* What is asked:
Provide only the number of lines in the records below that include "this".

* Given records:
****************************************

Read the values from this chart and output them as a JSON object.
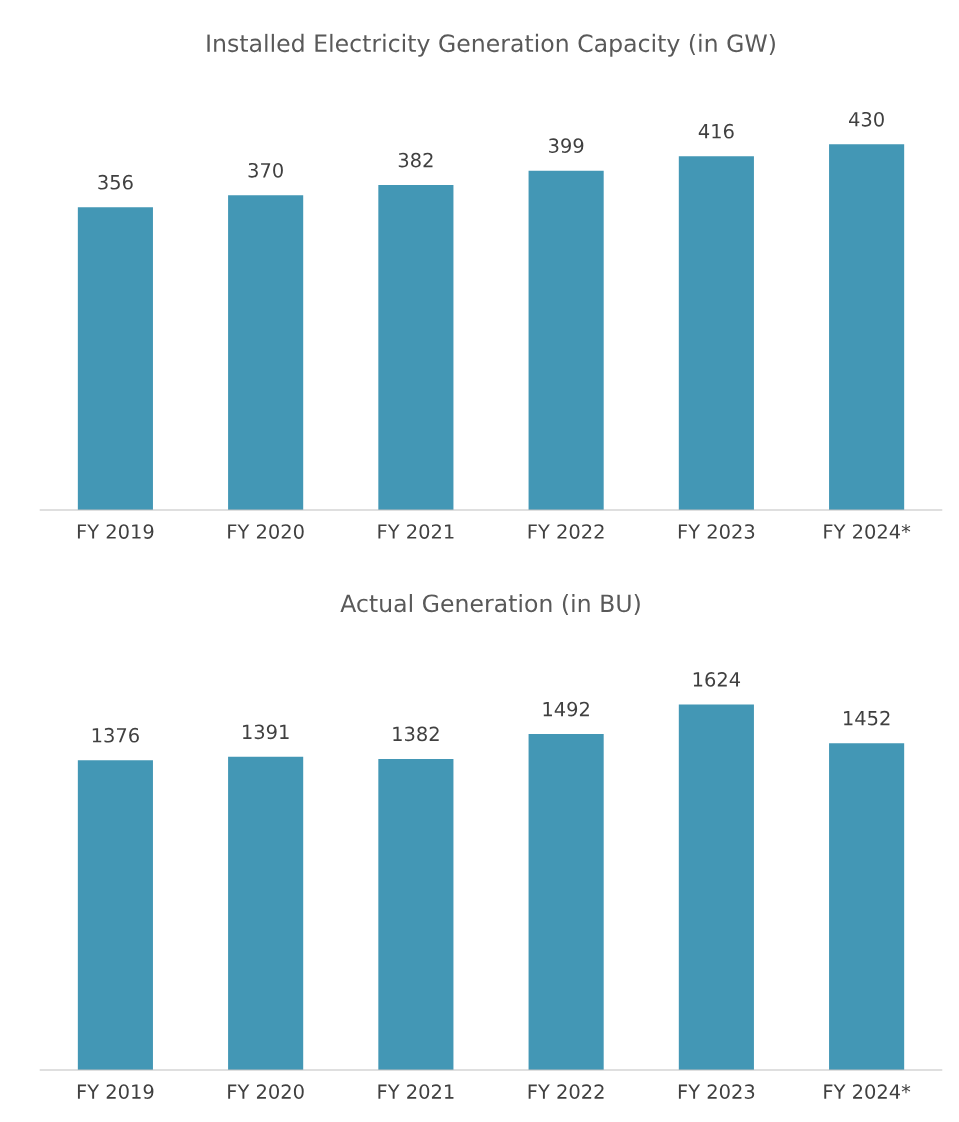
{
  "chart_data": [
    {
      "type": "bar",
      "title": "Installed Electricity Generation Capacity (in GW)",
      "categories": [
        "FY 2019",
        "FY 2020",
        "FY 2021",
        "FY 2022",
        "FY 2023",
        "FY 2024*"
      ],
      "values": [
        356,
        370,
        382,
        399,
        416,
        430
      ],
      "color": "#4397b5",
      "data_labels": true,
      "grid": false,
      "tick_labels": "x"
    },
    {
      "type": "bar",
      "title": "Actual Generation (in BU)",
      "categories": [
        "FY 2019",
        "FY 2020",
        "FY 2021",
        "FY 2022",
        "FY 2023",
        "FY 2024*"
      ],
      "values": [
        1376,
        1391,
        1382,
        1492,
        1624,
        1452
      ],
      "color": "#4397b5",
      "data_labels": true,
      "grid": false,
      "tick_labels": "x"
    }
  ]
}
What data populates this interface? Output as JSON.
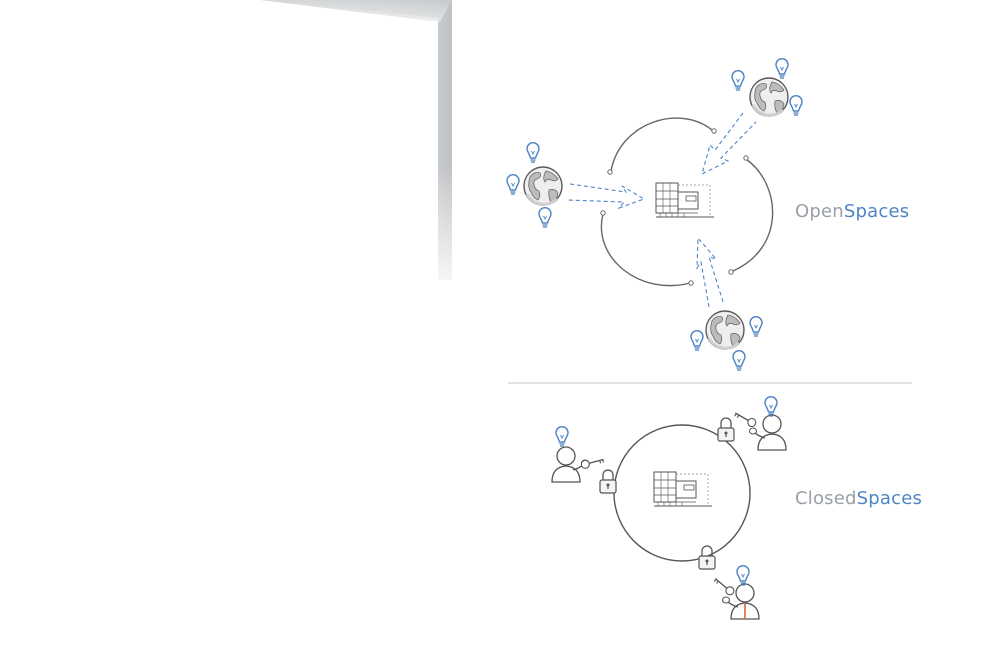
{
  "open_spaces": {
    "label_prefix": "Open",
    "label_suffix": "Spaces"
  },
  "closed_spaces": {
    "label_prefix": "Closed",
    "label_suffix": "Spaces"
  },
  "colors": {
    "accent_blue": "#4f84c4",
    "label_gray": "#9aa0a6",
    "line_gray": "#555555",
    "divider": "#c8c8c8"
  },
  "icons": {
    "idea": "lightbulb-icon",
    "world": "globe-icon",
    "institution": "building-icon",
    "access": "key-icon",
    "restriction": "padlock-icon",
    "person": "person-icon"
  }
}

****************************************

* Written solution:
2